You learn something every day--all right, perhaps every other day. That's because I read the newspaper--all right, occasionally read it. Anyway, I see that a new day is dawning! In the land of the free, censorship looms large. Admittedly, most of it is imposed by reactionary swine. But I wonder... Is the Left also exhibiting a few authoritarian traits? Understandably (!), of course, some are sensitive to sleights against their identit

y, and (worse!) what they believe, while others insist that artists write only what they want to read.

Consider Harper Lee's To Kill a Mockingbird or John Steinbeck's Of Mice and Men, or that old standby, Catcher in the Rye by J.D. Salinger. Full disclosure: I'm not crazy about any of them. Of course, Lee's plea for simple justice in the segregated society of Jim Crow is laudable. But is that really enough? I recall my eyes rolling at her syrupy description of an innocent child learning about prejudice from the novel's wise and patriarchal "white savior." Meanwhile, Steinbeck may have stood with the workers in the 1930s, but he later supported the Vietnam War: It figures! His work is rife with violence against women, racist epithets, and (especially!) insensitivity to the mentally challenged! As for Salinger's legendary teenager, Holden Caulfield, his navel-gazing alienation has always gotten on my nerves!

## Directive A:
Answer these questions from the essay on censorship and classic novels:
(i) According to the essay, who imposes most of the censorship?
(ii) Which war did Steinbeck later support?
(iii) What is the name of Salinger's legendary teenager?
## Directive B:
Please pick up the essay on censorship and classic novels after its last sentence and carry it forward in the same voice.

## Supplied information:
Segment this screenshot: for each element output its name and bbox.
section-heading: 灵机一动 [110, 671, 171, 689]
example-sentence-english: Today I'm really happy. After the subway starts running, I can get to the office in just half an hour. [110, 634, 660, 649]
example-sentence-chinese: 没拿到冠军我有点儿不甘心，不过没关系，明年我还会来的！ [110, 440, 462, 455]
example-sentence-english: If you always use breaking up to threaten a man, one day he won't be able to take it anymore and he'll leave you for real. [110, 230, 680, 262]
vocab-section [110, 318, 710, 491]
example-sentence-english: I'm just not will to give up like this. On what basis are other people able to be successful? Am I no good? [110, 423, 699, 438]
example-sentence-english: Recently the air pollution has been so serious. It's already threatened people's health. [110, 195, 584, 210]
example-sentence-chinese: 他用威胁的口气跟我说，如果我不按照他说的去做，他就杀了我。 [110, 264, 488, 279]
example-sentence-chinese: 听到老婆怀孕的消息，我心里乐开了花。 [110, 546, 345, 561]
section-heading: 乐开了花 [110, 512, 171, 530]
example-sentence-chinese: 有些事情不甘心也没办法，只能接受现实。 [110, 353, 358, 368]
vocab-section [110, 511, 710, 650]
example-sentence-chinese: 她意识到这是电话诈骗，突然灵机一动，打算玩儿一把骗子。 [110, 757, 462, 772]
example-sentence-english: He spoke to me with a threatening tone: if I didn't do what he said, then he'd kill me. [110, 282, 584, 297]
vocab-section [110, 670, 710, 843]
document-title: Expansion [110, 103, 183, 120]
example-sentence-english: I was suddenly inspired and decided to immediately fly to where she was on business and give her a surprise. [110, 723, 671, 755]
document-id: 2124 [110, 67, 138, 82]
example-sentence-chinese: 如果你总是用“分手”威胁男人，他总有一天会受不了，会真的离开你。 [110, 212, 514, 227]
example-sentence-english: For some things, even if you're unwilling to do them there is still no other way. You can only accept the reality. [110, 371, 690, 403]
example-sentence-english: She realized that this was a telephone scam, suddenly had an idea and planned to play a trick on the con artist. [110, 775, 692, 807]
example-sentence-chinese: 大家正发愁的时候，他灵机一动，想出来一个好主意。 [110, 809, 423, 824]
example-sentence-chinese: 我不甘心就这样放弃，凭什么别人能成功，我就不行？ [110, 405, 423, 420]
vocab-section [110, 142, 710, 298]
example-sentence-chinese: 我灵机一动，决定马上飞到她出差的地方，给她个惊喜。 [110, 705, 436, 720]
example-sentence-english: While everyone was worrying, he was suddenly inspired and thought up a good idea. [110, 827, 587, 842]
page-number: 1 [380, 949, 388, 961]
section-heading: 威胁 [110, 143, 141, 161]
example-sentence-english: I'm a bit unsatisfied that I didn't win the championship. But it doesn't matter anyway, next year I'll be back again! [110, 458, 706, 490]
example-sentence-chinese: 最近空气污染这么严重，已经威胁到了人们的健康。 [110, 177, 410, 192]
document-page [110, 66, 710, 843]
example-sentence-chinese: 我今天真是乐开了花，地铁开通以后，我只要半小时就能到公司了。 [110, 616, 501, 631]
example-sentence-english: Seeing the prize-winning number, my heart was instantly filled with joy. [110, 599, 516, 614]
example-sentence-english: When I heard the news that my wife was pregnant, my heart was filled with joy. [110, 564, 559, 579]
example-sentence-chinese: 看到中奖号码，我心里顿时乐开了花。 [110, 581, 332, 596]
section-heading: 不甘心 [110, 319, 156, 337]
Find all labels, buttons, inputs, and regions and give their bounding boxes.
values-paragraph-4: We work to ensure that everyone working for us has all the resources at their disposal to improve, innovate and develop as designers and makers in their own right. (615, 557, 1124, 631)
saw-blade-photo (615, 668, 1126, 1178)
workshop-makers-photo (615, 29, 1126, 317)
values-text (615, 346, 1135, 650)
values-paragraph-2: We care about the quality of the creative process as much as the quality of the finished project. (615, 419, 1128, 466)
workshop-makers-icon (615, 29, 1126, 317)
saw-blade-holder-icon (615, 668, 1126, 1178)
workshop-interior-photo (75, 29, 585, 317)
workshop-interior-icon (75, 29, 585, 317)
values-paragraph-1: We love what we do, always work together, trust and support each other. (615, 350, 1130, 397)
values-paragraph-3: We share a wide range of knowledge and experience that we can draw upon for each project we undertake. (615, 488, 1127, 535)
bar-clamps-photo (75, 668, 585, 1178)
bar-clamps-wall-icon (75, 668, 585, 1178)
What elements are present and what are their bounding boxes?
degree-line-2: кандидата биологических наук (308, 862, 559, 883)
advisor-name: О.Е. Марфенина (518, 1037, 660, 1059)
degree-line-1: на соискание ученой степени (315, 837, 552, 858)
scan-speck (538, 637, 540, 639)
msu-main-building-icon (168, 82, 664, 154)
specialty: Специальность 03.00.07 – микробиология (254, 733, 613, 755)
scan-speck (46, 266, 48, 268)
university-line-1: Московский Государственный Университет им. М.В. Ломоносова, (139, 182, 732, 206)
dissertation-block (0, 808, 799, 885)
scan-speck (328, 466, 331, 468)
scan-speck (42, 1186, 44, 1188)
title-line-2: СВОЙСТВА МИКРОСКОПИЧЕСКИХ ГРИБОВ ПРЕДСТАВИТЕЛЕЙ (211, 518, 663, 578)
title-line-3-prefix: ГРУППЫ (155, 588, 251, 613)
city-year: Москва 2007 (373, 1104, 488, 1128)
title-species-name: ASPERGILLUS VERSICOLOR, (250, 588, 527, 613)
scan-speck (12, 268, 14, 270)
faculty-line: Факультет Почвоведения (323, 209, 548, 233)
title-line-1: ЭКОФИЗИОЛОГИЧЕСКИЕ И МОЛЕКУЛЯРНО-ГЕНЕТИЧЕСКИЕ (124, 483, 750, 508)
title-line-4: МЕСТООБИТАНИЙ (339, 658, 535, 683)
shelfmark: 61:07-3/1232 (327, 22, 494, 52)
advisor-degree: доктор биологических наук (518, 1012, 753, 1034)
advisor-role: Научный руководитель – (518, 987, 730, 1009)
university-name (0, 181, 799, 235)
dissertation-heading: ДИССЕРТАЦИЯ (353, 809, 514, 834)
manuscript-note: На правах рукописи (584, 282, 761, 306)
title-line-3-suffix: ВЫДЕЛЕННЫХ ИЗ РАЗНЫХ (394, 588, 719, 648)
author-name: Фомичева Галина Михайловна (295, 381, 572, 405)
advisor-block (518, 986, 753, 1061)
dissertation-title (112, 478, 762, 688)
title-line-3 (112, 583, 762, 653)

## Written reply A:
(i) Reactionary swine.
(ii) The Vietnam War.
(iii) Holden Caulfield.

## Written reply B:
Works from the past that don't meet today's standards lack anticipatory consciousness and artistic transcendence! I remain placidly indifferent to their fate: our novels are simply better! What I can't understand is why those outmoded books drive the Right into a frenzied rage. There are more than 1500 such works banished from libraries and schools by outraged parents seeking to "Make America Great Again!" Is there any doubt that these upright souls have read all of them? An obviously irrelevant concern! It's true! Their ilk never believed in free speech--except when they were doing the talking.

Am I missing something? Unlikely! With us lefties it's different! We only apply censorship if it's necessary! Campus life is rife with conflict! Preventing demagogues and extremists from taking the podium and manipulating young minds are obviously brave actions in defense of an imperiled democracy! Trump's minions may have captured the Republican Party, but my courageous comrades stormed the nation's literature departments! Their success, I believe, is a far more impressive feat! And this has made me reconsider what some might call my original position.

Let's not mince words! There was a time when lefties were champions of toleration, transgression, provocation, eroticism, fantasy, critique, and experimentation? Remember the "Free Speech Movement"? Times change! What is censorship in one circumstance is not in another! My friends have sagely reminded me that free speech is never free, which is a very(!) profound insight, and that power comes from the hegemonic discourse -- somewhat like, back in the day, it came from the barrel of a gun.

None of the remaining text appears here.